Material for the task:

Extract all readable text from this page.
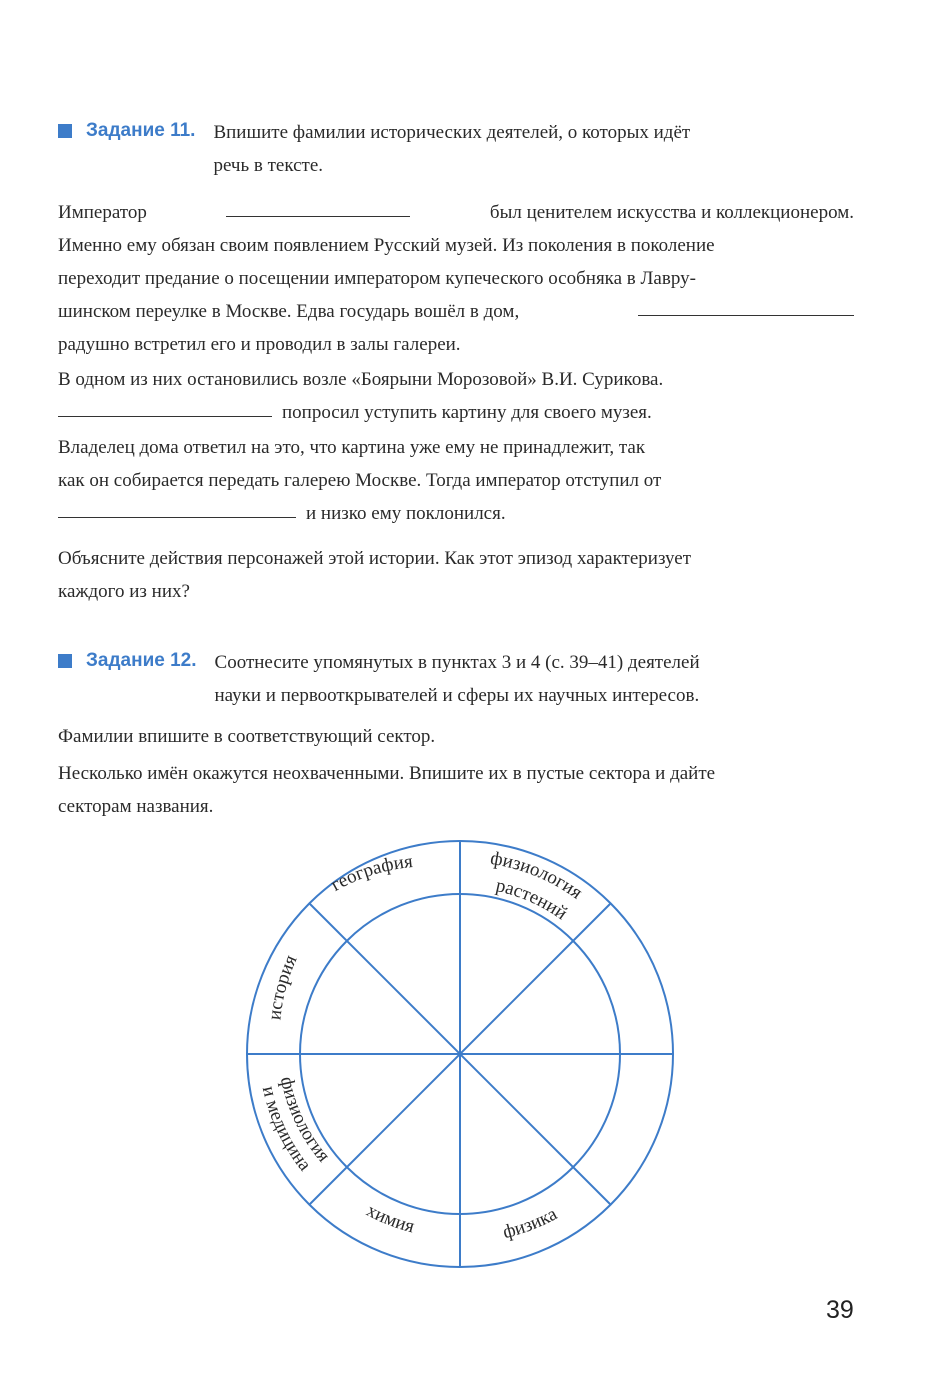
Задание 11. Впишите фамилии исторических деятелей, о которых идёт
речь в тексте.
Император	был ценителем искусства и коллекционером.
Именно ему обязан своим появлением Русский музей. Из поколения в поколение
переходит предание о посещении императором купеческого особняка в Лавру-
шинском переулке в Москве. Едва государь вошёл в дом,
радушно встретил его и проводил в залы галереи.
В одном из них остановились возле «Боярыни Морозовой» В.И. Сурикова.
попросил уступить картину для своего музея.
Владелец дома ответил на это, что картина уже ему не принадлежит, так
как он собирается передать галерею Москве. Тогда император отступил от
и низко ему поклонился.
Объясните действия персонажей этой истории. Как этот эпизод характеризует
каждого из них?
Задание 12. Соотнесите упомянутых в пунктах 3 и 4 (с. 39–41) деятелей
науки и первооткрывателей и сферы их научных интересов.
Фамилии впишите в соответствующий сектор.
Несколько имён окажутся неохваченными. Впишите их в пустые сектора и дайте
секторам названия.
география	физиология
растений
история
физиология
и медицина
химия	физика
39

Request: Reproduce each line of the entries in which the word "Задание" is found.

Expected answer:
Задание 11. Впишите фамилии исторических деятелей, о которых идёт
Задание 12. Соотнесите упомянутых в пунктах 3 и 4 (с. 39–41) деятелей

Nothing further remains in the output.